───── Text section ─────
The Wednesday before the show I came down with a cold that was getting worse by
the day. Come Friday, when we all met at the airport to fly to Indy, I had been
sapped of all my energy. I was just hoping I could make it through the gig on
pure adrenaline. It wasn’t ideal but I assured myself that if the crowd was as
supportive as they’d been a year prior, everything would be fine. We got to the
venue at 7:20 and the show was supposed to start at 8. Just like the first time,
the bar was full of locals drinking their bud lights, periodically disappearing
behind giant vape clouds. It got to be 7:50 and there were about half as many
people in the room as there had been the year before. 8:00 came and the cavalry
of friends and family never showed. My aunt felt bad about the turnout and
suggested we delay the start just a little because surely more people were on
their way. A few more trickled in and we finally kicked it off at 8:30. Our
host took the stage and did his 15 minutes. The audience response was tepid.
───── Supplied data ─────
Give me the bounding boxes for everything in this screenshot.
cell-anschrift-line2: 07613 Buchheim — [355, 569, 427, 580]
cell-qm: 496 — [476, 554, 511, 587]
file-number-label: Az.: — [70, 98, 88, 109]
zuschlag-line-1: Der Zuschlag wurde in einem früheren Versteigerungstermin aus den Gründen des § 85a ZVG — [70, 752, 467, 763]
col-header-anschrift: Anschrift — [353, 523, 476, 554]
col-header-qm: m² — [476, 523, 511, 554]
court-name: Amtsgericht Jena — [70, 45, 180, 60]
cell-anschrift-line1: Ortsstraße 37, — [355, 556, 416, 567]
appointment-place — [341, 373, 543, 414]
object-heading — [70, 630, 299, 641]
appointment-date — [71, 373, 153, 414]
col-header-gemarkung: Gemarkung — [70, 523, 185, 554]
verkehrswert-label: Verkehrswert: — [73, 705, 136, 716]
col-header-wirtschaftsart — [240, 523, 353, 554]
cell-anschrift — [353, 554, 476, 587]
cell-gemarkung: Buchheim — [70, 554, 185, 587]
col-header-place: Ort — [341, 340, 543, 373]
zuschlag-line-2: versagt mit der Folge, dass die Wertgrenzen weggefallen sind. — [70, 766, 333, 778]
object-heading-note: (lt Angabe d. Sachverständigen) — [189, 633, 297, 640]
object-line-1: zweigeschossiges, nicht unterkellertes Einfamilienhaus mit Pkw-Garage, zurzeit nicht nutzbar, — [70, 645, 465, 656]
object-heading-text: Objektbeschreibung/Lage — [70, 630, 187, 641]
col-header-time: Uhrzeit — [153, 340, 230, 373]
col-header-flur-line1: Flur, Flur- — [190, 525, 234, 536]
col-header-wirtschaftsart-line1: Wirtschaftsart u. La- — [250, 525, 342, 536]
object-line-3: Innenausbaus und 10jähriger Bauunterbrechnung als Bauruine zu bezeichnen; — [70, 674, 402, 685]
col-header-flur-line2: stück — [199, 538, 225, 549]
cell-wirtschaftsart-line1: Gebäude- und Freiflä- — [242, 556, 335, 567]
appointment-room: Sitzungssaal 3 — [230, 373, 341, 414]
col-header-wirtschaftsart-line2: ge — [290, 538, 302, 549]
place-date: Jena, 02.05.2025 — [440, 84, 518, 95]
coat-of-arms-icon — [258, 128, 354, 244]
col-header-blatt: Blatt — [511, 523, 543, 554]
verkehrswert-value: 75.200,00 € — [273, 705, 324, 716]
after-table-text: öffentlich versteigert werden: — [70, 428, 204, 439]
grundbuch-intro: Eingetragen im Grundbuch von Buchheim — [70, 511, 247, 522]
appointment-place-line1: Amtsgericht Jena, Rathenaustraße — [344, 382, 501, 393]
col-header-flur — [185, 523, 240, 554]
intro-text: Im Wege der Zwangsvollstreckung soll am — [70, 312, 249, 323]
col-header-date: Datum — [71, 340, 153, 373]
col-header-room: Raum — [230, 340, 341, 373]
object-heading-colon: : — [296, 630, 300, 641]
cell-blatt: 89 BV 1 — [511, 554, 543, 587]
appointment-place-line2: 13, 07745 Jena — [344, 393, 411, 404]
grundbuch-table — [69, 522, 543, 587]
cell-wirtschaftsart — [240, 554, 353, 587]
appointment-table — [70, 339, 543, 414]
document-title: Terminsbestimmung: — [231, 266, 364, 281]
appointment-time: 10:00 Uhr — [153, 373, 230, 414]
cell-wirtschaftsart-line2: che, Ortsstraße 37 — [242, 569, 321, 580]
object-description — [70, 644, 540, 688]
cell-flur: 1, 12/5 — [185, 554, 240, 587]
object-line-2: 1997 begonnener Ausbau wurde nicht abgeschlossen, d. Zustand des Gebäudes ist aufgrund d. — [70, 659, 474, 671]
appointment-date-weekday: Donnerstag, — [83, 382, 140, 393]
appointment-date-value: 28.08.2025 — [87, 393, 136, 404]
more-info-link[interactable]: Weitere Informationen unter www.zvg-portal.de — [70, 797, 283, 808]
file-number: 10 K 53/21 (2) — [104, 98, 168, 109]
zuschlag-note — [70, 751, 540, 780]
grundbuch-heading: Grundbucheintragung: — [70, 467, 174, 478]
─────
» **Problem**
In the passage about the Indy show, what time did the show finally start?

» **Problem solution**
8:30